[Excerpts from a figure dataset]
======
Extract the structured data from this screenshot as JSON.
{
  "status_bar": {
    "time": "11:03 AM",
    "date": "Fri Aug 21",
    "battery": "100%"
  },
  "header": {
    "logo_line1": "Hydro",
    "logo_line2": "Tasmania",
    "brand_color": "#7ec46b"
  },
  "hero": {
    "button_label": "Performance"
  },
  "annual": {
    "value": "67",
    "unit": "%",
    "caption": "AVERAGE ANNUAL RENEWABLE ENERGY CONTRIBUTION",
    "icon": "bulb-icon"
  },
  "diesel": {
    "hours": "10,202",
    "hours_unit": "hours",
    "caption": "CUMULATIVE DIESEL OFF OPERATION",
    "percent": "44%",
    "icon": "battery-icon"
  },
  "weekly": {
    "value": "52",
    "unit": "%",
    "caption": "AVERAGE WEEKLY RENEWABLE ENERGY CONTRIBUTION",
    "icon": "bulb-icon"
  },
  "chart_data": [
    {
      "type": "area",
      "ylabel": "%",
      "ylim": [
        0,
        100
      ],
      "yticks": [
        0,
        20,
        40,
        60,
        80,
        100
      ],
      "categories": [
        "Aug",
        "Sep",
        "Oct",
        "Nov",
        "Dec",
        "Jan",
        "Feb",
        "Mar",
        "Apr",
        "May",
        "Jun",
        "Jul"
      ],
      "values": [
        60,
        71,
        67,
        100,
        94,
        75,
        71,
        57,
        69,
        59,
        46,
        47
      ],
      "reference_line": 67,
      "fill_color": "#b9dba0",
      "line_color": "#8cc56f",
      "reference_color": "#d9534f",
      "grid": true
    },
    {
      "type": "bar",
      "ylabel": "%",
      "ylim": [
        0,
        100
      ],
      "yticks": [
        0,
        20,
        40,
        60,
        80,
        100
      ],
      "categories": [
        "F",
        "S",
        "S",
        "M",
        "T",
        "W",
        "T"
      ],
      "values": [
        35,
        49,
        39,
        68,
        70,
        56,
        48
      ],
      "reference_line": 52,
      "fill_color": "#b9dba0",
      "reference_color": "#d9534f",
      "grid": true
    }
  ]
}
======
__WHAT THE TASK ASKS__. Your answer should be one number: how many lines of the listing include the word "CONTRIBUTION".

__FINAL ANSWER__. 2